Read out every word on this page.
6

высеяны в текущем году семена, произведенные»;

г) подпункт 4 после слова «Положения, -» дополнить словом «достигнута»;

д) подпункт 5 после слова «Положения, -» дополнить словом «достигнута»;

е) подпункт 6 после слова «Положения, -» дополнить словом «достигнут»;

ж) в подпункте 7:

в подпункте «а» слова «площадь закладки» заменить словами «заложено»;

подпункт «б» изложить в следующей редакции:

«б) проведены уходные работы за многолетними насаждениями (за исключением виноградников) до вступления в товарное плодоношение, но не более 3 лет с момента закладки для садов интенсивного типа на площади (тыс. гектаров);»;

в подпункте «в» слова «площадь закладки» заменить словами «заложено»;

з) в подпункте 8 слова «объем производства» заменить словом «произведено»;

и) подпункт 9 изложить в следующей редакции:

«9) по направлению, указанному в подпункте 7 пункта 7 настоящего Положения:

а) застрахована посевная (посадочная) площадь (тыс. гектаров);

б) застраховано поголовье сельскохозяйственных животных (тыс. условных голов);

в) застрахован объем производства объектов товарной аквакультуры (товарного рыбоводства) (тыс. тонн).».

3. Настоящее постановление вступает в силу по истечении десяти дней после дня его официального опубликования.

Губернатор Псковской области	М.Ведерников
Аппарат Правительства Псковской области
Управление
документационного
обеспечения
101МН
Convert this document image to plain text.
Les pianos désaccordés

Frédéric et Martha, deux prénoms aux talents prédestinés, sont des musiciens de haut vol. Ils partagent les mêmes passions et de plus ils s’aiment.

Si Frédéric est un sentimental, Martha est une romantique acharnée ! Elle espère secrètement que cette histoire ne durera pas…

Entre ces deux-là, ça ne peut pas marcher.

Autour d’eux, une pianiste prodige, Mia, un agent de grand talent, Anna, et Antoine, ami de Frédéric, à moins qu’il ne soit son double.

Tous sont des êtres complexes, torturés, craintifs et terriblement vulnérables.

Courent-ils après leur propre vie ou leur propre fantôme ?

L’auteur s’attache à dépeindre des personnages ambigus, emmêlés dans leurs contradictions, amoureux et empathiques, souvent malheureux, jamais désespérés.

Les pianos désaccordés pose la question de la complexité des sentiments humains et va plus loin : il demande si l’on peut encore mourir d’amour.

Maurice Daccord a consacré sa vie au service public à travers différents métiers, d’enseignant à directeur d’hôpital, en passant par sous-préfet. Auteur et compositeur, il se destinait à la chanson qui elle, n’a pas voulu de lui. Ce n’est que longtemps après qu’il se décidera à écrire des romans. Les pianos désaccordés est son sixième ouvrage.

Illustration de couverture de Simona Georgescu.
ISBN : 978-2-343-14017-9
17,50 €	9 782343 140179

———

In the lines above, locate the string "достигнута". Copy every line where it occurs.

г) подпункт 4 после слова «Положения, -» дополнить словом «достигнута»;
д) подпункт 5 после слова «Положения, -» дополнить словом «достигнута»;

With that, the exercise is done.